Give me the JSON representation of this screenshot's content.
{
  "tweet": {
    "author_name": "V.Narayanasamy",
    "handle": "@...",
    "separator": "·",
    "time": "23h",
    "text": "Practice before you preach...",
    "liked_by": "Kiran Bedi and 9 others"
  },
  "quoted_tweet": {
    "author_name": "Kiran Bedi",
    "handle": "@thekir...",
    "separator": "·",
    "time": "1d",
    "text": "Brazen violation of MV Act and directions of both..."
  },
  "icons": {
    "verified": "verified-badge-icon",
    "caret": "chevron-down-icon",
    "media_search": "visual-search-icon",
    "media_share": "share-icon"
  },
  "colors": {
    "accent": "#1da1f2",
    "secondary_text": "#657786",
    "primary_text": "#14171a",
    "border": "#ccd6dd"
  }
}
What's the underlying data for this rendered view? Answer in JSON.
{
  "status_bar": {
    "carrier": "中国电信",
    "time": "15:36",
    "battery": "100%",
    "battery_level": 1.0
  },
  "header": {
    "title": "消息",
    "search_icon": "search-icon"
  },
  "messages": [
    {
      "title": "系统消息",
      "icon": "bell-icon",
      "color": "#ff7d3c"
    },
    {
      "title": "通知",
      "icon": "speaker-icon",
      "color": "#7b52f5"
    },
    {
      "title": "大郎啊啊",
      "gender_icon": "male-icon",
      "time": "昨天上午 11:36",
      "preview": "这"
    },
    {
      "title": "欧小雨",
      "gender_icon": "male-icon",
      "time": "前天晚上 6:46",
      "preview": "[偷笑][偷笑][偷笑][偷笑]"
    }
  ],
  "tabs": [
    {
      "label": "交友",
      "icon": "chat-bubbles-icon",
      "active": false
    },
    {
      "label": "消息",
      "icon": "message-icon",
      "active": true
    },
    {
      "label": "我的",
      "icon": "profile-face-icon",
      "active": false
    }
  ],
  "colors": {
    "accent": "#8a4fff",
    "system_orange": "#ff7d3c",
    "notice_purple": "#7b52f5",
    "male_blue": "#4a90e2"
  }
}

----

● **Problem**: Select every line in the material above where the string "title" occurs, and copy it.

● **Result for this exercise**:
    "title": "消息",
      "title": "系统消息",
      "title": "通知",
      "title": "大郎啊啊",
      "title": "欧小雨",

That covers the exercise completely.